Write out all of the entries exactly, please.

• [ENTRIES SHOWN]
'''

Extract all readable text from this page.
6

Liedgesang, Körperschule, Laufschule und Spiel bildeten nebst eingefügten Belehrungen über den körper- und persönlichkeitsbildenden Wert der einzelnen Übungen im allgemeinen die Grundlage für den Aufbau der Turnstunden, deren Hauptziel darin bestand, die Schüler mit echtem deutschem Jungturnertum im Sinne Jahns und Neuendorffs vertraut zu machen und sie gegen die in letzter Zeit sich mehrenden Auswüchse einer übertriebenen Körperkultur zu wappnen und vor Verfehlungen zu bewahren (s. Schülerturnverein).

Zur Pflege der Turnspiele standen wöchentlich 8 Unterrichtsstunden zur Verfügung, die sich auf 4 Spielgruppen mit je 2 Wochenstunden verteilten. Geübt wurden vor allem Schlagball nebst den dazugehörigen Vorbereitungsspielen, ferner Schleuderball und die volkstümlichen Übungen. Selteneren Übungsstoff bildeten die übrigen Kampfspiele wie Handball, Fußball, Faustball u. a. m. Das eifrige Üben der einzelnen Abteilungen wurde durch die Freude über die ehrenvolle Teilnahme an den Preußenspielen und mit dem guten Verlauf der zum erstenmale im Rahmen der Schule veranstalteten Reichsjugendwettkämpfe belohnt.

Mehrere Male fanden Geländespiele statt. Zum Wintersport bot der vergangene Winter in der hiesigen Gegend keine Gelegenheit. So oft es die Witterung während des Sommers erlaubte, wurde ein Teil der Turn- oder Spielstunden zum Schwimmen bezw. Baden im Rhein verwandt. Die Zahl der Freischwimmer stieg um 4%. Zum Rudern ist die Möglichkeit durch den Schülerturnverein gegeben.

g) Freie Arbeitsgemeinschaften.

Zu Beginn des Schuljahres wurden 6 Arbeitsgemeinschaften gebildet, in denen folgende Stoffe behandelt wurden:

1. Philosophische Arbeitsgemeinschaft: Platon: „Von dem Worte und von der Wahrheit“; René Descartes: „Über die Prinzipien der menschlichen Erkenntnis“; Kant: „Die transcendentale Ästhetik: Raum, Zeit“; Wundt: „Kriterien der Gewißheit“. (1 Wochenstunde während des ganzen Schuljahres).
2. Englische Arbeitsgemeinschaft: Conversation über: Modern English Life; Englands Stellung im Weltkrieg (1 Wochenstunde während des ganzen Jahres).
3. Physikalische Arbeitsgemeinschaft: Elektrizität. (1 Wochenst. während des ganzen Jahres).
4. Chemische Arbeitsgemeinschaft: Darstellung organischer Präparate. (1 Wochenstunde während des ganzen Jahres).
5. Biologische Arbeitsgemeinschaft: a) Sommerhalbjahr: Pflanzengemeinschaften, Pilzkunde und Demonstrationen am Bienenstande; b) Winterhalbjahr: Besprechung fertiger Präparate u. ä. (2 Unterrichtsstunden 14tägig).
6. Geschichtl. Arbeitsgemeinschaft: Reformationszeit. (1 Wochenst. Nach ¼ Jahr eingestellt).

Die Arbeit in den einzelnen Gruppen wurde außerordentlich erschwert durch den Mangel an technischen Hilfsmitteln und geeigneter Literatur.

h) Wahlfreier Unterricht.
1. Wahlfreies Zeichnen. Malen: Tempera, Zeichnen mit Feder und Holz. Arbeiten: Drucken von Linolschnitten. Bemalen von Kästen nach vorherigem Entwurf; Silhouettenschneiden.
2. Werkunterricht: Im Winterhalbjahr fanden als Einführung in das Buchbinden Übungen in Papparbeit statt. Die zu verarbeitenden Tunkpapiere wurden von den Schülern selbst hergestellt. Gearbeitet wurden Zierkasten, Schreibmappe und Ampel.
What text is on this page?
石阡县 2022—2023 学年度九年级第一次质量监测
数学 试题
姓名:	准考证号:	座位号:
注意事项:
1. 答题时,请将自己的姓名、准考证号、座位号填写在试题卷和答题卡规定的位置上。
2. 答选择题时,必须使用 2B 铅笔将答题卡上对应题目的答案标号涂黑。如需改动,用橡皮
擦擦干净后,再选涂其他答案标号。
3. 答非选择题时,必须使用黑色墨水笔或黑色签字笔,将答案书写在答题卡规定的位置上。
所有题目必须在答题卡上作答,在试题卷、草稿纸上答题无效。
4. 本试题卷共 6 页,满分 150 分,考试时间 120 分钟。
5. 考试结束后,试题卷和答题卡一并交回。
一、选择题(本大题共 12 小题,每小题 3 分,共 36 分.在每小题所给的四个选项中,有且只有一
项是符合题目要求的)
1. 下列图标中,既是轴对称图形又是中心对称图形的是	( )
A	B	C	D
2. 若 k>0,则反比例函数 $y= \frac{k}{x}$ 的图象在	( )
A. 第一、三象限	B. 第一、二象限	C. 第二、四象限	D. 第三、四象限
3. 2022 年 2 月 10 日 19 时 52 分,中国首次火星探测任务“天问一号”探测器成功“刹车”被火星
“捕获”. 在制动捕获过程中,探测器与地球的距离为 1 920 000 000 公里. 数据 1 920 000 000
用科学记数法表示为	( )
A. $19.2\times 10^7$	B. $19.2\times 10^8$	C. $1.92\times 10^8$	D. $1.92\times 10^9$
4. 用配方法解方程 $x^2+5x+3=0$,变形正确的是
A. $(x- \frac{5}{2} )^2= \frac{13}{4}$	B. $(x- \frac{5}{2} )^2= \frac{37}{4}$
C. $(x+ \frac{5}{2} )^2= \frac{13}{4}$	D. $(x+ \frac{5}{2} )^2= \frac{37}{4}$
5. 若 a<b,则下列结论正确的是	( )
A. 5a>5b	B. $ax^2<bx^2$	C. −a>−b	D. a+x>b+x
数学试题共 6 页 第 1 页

'''

• [SOLUTION]
Extract all readable text from this page.
6

Liedgesang, Körperschule, Laufschule und Spiel bildeten nebst eingefügten Belehrungen über den körper- und persönlichkeitsbildenden Wert der einzelnen Übungen im allgemeinen die Grundlage für den Aufbau der Turnstunden, deren Hauptziel darin bestand, die Schüler mit echtem deutschem Jungturnertum im Sinne Jahns und Neuendorffs vertraut zu machen und sie gegen die in letzter Zeit sich mehrenden Auswüchse einer übertriebenen Körperkultur zu wappnen und vor Verfehlungen zu bewahren (s. Schülerturnverein).

Zur Pflege der Turnspiele standen wöchentlich 8 Unterrichtsstunden zur Verfügung, die sich auf 4 Spielgruppen mit je 2 Wochenstunden verteilten. Geübt wurden vor allem Schlagball nebst den dazugehörigen Vorbereitungsspielen, ferner Schleuderball und die volkstümlichen Übungen. Selteneren Übungsstoff bildeten die übrigen Kampfspiele wie Handball, Fußball, Faustball u. a. m. Das eifrige Üben der einzelnen Abteilungen wurde durch die Freude über die ehrenvolle Teilnahme an den Preußenspielen und mit dem guten Verlauf der zum erstenmale im Rahmen der Schule veranstalteten Reichsjugendwettkämpfe belohnt.

Mehrere Male fanden Geländespiele statt. Zum Wintersport bot der vergangene Winter in der hiesigen Gegend keine Gelegenheit. So oft es die Witterung während des Sommers erlaubte, wurde ein Teil der Turn- oder Spielstunden zum Schwimmen bezw. Baden im Rhein verwandt. Die Zahl der Freischwimmer stieg um 4%. Zum Rudern ist die Möglichkeit durch den Schülerturnverein gegeben.

g) Freie Arbeitsgemeinschaften.

Zu Beginn des Schuljahres wurden 6 Arbeitsgemeinschaften gebildet, in denen folgende Stoffe behandelt wurden:

1. Philosophische Arbeitsgemeinschaft: Platon: „Von dem Worte und von der Wahrheit“; René Descartes: „Über die Prinzipien der menschlichen Erkenntnis“; Kant: „Die transcendentale Ästhetik: Raum, Zeit“; Wundt: „Kriterien der Gewißheit“. (1 Wochenstunde während des ganzen Schuljahres).
2. Englische Arbeitsgemeinschaft: Conversation über: Modern English Life; Englands Stellung im Weltkrieg (1 Wochenstunde während des ganzen Jahres).
3. Physikalische Arbeitsgemeinschaft: Elektrizität. (1 Wochenst. während des ganzen Jahres).
4. Chemische Arbeitsgemeinschaft: Darstellung organischer Präparate. (1 Wochenstunde während des ganzen Jahres).
5. Biologische Arbeitsgemeinschaft: a) Sommerhalbjahr: Pflanzengemeinschaften, Pilzkunde und Demonstrationen am Bienenstande; b) Winterhalbjahr: Besprechung fertiger Präparate u. ä. (2 Unterrichtsstunden 14tägig).
6. Geschichtl. Arbeitsgemeinschaft: Reformationszeit. (1 Wochenst. Nach ¼ Jahr eingestellt).

Die Arbeit in den einzelnen Gruppen wurde außerordentlich erschwert durch den Mangel an technischen Hilfsmitteln und geeigneter Literatur.

h) Wahlfreier Unterricht.
1. Wahlfreies Zeichnen. Malen: Tempera, Zeichnen mit Feder und Holz. Arbeiten: Drucken von Linolschnitten. Bemalen von Kästen nach vorherigem Entwurf; Silhouettenschneiden.
2. Werkunterricht: Im Winterhalbjahr fanden als Einführung in das Buchbinden Übungen in Papparbeit statt. Die zu verarbeitenden Tunkpapiere wurden von den Schülern selbst hergestellt. Gearbeitet wurden Zierkasten, Schreibmappe und Ampel.
What text is on this page?
石阡县 2022—2023 学年度九年级第一次质量监测
数学 试题
姓名:	准考证号:	座位号:
注意事项:
1. 答题时,请将自己的姓名、准考证号、座位号填写在试题卷和答题卡规定的位置上。
2. 答选择题时,必须使用 2B 铅笔将答题卡上对应题目的答案标号涂黑。如需改动,用橡皮
擦擦干净后,再选涂其他答案标号。
3. 答非选择题时,必须使用黑色墨水笔或黑色签字笔,将答案书写在答题卡规定的位置上。
所有题目必须在答题卡上作答,在试题卷、草稿纸上答题无效。
4. 本试题卷共 6 页,满分 150 分,考试时间 120 分钟。
5. 考试结束后,试题卷和答题卡一并交回。
一、选择题(本大题共 12 小题,每小题 3 分,共 36 分.在每小题所给的四个选项中,有且只有一
项是符合题目要求的)
1. 下列图标中,既是轴对称图形又是中心对称图形的是	( )
A	B	C	D
2. 若 k>0,则反比例函数 $y= \frac{k}{x}$ 的图象在	( )
A. 第一、三象限	B. 第一、二象限	C. 第二、四象限	D. 第三、四象限
3. 2022 年 2 月 10 日 19 时 52 分,中国首次火星探测任务“天问一号”探测器成功“刹车”被火星
“捕获”. 在制动捕获过程中,探测器与地球的距离为 1 920 000 000 公里. 数据 1 920 000 000
用科学记数法表示为	( )
A. $19.2\times 10^7$	B. $19.2\times 10^8$	C. $1.92\times 10^8$	D. $1.92\times 10^9$
4. 用配方法解方程 $x^2+5x+3=0$,变形正确的是
A. $(x- \frac{5}{2} )^2= \frac{13}{4}$	B. $(x- \frac{5}{2} )^2= \frac{37}{4}$
C. $(x+ \frac{5}{2} )^2= \frac{13}{4}$	D. $(x+ \frac{5}{2} )^2= \frac{37}{4}$
5. 若 a<b,则下列结论正确的是	( )
A. 5a>5b	B. $ax^2<bx^2$	C. −a>−b	D. a+x>b+x
数学试题共 6 页 第 1 页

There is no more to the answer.